### [Text for analysis]
Content starts

Observation data Epoch J2000 Equinox J2000
- Constellation: Leo Minor
- Right ascension: 09^{h} 53^{m} 10.001^{s}
- Declination: +33° 53′ 52.76″
- Apparent magnitude (V): 10.7 - 15.4

Characteristics
- Spectral type: M2.0 III
- Variable type: Algol

Astrometry
- Radial velocity (R_{v}): −56.14 km/s
- Proper motion (μ): RA: 3.054±0.077 mas/yr Dec.: −11.645±0.071 mas/yr
- Parallax (π): 0.6994±0.0513 mas
- Distance: 4,700 ± 300 ly (1,400 ± 100 pc)
- Other designations: AS LMi, TYC 2505-672-1, MASTER OT J095310.04+335352.8, IRAS F09501+3408, 2MASS J09531000+3353527

Database references
- SIMBAD: data

= AS Leonis Minoris =

Eclipsing binary in the constellation of Leo Minor

AS Leonis Minoris (AS LMi), also known as TYC 2505-672-1, is an eclipsing binary system in the constellation of Leo Minor. It has by far the longest period, 69.1 years, of any known eclipsing binary. During its roughly 3.45 year long eclipses, it fades by 4.5 magnitudes (about a factor of 60).

Content ends

Data records:
Content starts

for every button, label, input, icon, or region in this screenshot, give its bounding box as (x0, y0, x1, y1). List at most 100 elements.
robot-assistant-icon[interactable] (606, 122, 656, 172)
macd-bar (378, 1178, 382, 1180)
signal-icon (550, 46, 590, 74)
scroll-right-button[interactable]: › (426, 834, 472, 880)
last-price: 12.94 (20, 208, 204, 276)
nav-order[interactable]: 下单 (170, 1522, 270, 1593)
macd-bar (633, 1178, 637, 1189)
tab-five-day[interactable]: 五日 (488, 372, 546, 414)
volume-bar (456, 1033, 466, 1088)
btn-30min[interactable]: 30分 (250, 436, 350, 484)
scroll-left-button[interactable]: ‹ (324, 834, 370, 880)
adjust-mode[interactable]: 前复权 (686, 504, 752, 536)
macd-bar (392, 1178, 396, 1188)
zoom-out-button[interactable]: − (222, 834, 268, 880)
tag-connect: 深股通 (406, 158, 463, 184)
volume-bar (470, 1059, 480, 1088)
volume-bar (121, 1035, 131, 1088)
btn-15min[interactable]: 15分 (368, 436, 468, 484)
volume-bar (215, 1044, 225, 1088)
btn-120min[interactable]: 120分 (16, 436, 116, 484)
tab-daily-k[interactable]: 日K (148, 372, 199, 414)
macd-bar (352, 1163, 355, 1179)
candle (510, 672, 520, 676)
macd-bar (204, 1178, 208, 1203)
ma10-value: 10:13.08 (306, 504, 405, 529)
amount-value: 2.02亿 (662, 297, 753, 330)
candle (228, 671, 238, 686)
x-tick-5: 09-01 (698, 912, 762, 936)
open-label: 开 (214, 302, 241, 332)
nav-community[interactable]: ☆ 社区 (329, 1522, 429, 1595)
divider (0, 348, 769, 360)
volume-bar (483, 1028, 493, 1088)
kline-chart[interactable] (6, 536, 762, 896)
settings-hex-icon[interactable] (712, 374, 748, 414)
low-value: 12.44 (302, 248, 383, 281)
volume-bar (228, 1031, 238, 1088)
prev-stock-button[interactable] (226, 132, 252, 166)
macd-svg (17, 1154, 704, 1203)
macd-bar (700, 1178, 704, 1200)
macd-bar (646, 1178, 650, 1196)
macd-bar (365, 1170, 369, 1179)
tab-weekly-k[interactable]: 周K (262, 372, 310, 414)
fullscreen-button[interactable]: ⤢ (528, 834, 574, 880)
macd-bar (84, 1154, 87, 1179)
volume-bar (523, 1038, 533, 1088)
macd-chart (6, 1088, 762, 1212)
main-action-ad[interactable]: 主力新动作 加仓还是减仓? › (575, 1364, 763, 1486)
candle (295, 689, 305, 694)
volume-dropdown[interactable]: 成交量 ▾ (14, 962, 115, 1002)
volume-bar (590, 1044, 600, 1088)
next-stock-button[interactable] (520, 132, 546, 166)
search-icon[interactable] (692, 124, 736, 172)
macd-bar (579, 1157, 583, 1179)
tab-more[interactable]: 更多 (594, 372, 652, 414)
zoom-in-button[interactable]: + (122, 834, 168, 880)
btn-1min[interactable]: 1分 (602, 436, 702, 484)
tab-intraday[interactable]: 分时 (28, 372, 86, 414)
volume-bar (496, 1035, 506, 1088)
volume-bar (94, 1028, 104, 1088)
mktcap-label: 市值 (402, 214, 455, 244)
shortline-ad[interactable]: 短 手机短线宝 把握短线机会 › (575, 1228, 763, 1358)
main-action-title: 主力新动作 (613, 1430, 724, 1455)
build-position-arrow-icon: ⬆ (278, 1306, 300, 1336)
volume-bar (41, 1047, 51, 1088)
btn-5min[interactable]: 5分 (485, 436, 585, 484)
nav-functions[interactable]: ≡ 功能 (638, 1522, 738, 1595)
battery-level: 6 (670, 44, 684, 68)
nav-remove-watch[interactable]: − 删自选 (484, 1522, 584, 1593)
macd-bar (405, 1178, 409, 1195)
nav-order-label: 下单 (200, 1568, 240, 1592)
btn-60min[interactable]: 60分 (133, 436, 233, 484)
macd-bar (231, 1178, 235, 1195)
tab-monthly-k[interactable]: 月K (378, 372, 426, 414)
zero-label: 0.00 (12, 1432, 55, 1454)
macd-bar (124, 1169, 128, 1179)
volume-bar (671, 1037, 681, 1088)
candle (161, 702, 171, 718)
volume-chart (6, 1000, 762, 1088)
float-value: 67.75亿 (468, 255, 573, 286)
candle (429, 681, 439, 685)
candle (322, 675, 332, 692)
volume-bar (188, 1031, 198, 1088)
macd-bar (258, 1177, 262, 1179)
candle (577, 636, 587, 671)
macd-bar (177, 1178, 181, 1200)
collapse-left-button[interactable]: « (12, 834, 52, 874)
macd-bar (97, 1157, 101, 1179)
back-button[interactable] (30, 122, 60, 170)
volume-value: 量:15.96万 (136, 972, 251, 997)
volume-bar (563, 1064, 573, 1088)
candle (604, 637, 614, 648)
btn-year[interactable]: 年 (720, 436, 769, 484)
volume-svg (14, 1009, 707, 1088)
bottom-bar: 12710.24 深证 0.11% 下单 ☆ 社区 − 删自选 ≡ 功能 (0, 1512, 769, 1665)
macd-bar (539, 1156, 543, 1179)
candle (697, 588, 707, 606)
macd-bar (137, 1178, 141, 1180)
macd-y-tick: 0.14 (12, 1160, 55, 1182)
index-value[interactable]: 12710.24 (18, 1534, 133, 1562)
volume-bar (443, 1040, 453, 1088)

Content ends

### [Required action]
Pick up the article on AS Leonis Minoris after its final sentence and continue it. These records were drawn from a separate source.

### [Result of this task]
AS LMi's variability was first detected in 2013, during a search for "disappearing stars" in the MASTER database. It was initially thought to be an R Coronae Borealis variable star, although its fading was unusually slow for an R Coronae Borealis variable. Because R Coronae Borealis variables fade repeatedly, the discovery of the star's dramatic brightness decline triggered a search of archival photographic plates for evidence of earlier dimming events. Tang et al. used DASCH to search the large collection of Harvard photographic plates, and found that the star had dimmed for three years during the 1940s. They recognized that AS LMi is a very long period eclipsing binary, similar to the ε Aurigae system.

The binary system consists of an M-giant primary star orbited by a small hot secondary star that is itself surrounded by an optically thick (large optical depth) disk.